• _Required work_:
Please reproduce the lines character for character, beginning with the line that contains "380, 517, 397]" and continuing through the line that contains "277, 707, 294]", with both of those lines included.

• _Material for the task_:
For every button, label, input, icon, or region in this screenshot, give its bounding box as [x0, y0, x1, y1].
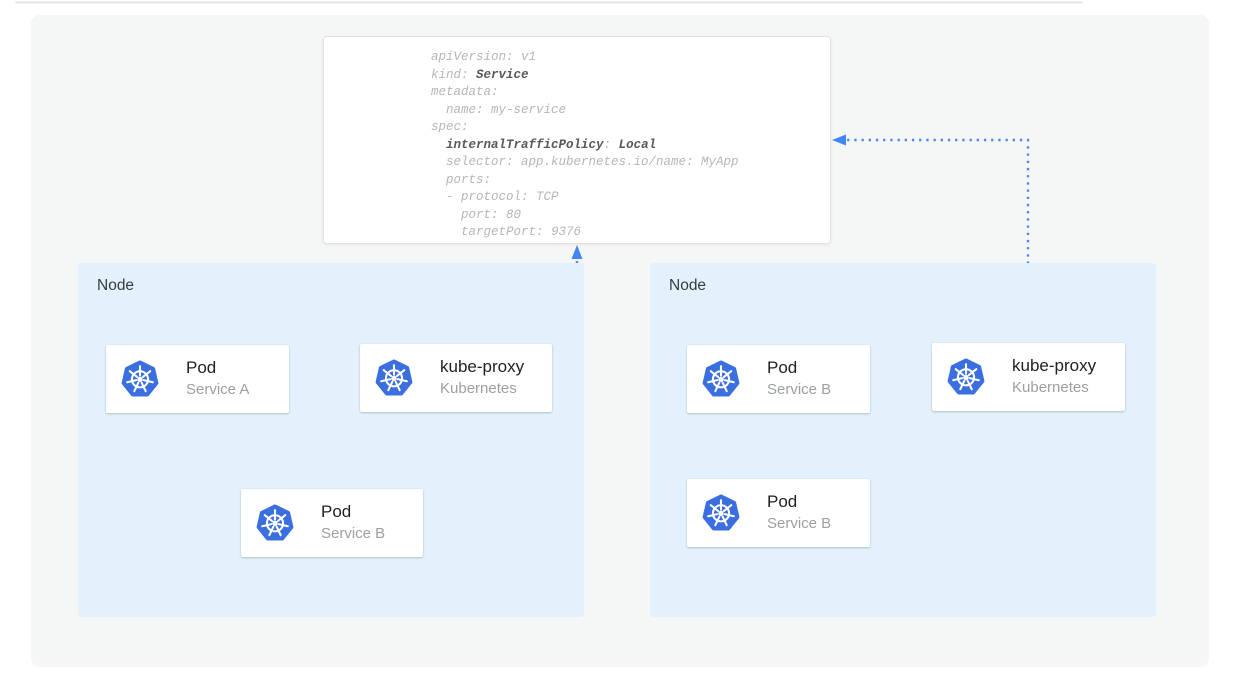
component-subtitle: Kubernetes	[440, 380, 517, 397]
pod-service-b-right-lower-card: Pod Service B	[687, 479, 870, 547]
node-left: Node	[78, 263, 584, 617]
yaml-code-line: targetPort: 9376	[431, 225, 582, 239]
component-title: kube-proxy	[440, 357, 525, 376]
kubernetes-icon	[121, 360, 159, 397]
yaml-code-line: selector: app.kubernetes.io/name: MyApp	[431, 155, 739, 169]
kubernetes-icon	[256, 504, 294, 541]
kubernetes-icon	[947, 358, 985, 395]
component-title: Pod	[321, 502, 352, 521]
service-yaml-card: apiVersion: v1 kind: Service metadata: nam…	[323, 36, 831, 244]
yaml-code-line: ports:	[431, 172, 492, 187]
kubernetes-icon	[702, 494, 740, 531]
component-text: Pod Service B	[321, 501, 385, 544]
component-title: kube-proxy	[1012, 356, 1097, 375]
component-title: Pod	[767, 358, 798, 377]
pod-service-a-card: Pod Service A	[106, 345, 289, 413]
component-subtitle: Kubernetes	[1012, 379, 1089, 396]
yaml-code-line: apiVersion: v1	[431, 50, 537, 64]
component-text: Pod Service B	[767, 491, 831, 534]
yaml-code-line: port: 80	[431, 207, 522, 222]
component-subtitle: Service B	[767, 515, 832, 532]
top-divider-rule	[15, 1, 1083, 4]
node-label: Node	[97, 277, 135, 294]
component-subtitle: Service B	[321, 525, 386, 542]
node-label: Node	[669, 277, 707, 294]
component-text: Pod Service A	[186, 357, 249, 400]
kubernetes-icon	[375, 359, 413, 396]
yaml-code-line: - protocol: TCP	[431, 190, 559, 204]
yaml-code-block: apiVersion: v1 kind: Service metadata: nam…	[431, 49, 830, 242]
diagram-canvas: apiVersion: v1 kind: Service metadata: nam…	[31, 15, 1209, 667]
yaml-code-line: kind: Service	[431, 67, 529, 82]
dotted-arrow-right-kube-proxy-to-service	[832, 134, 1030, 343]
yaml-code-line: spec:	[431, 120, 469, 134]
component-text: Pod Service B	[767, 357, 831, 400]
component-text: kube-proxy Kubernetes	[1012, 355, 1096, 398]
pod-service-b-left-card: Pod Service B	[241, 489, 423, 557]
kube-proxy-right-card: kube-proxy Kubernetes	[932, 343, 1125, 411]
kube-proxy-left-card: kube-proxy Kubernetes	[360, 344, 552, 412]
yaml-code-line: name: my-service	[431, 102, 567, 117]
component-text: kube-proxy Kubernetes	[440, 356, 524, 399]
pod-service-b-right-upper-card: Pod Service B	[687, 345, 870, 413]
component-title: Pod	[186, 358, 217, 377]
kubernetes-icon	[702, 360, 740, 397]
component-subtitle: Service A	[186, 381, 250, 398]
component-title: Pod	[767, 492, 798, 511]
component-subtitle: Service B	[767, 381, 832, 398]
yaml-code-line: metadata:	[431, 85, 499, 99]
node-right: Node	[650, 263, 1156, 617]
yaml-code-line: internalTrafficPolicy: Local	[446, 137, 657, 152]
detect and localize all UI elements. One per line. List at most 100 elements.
---
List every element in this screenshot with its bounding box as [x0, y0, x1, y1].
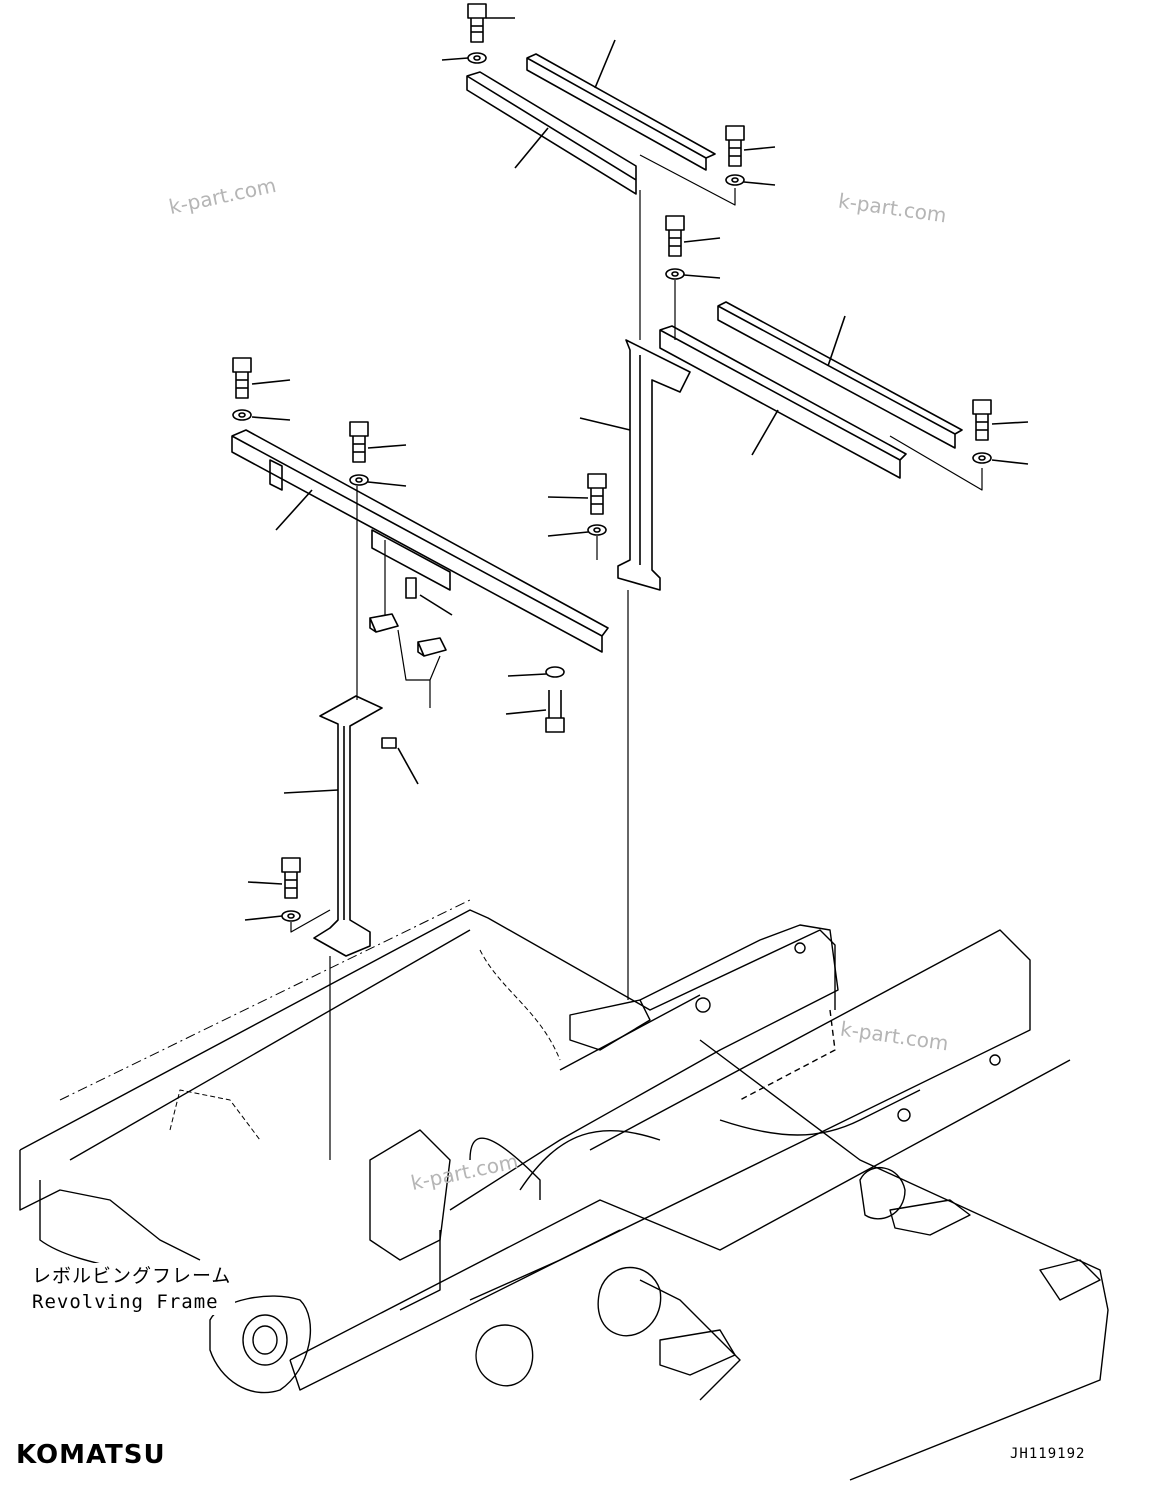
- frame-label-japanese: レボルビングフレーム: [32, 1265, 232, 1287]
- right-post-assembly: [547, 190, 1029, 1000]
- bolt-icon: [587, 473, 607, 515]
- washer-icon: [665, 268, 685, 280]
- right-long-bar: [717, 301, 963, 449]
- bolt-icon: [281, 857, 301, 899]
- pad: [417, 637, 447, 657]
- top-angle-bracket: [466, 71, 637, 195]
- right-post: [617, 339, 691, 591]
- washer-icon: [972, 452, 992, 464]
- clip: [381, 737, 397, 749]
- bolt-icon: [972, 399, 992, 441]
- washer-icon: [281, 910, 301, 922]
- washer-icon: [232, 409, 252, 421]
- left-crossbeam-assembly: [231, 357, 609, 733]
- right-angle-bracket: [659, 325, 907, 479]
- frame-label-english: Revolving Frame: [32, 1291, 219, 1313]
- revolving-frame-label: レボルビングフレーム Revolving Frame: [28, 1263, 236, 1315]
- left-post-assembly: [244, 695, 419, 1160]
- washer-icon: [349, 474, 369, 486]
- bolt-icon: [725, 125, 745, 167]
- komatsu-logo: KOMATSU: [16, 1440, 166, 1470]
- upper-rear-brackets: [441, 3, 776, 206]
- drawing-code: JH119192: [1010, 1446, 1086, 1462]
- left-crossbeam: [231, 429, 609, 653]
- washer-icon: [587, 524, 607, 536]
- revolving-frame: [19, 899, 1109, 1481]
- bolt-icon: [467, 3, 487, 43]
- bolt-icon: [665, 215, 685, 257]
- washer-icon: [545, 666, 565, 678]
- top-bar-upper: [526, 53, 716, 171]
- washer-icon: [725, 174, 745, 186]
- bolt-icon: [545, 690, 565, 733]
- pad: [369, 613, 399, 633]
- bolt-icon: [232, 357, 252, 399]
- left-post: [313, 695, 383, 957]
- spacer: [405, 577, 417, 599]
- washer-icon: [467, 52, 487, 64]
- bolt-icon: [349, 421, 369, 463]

• _Result of this exercise_:
component-subtitle: Kubernetes	[440, 380, 517, 397]
pod-service-b-right-lower-card: Pod Service B	[687, 479, 870, 547]
node-left: Node	[78, 263, 584, 617]
yaml-code-line: targetPort: 9376	[431, 225, 582, 239]
component-title: kube-proxy	[440, 357, 525, 376]
kubernetes-icon	[121, 360, 159, 397]
yaml-code-line: selector: app.kubernetes.io/name: MyApp	[431, 155, 739, 169]
kubernetes-icon	[256, 504, 294, 541]
kubernetes-icon	[947, 358, 985, 395]
component-title: Pod	[321, 502, 352, 521]
service-yaml-card: apiVersion: v1 kind: Service metadata: nam…	[323, 36, 831, 244]
yaml-code-line: ports:	[431, 172, 492, 187]
kubernetes-icon	[702, 494, 740, 531]
component-text: Pod Service B	[321, 501, 385, 544]
component-title: kube-proxy	[1012, 356, 1097, 375]
component-title: Pod	[767, 358, 798, 377]
pod-service-a-card: Pod Service A	[106, 345, 289, 413]
component-subtitle: Kubernetes	[1012, 379, 1089, 396]
yaml-code-line: apiVersion: v1	[431, 50, 537, 64]
component-text: Pod Service B	[767, 491, 831, 534]
yaml-code-line: port: 80	[431, 207, 522, 222]
component-subtitle: Service B	[767, 515, 832, 532]
top-divider-rule	[15, 1, 1083, 4]
node-label: Node	[97, 277, 135, 294]
component-subtitle: Service B	[321, 525, 386, 542]
node-label: Node	[669, 277, 707, 294]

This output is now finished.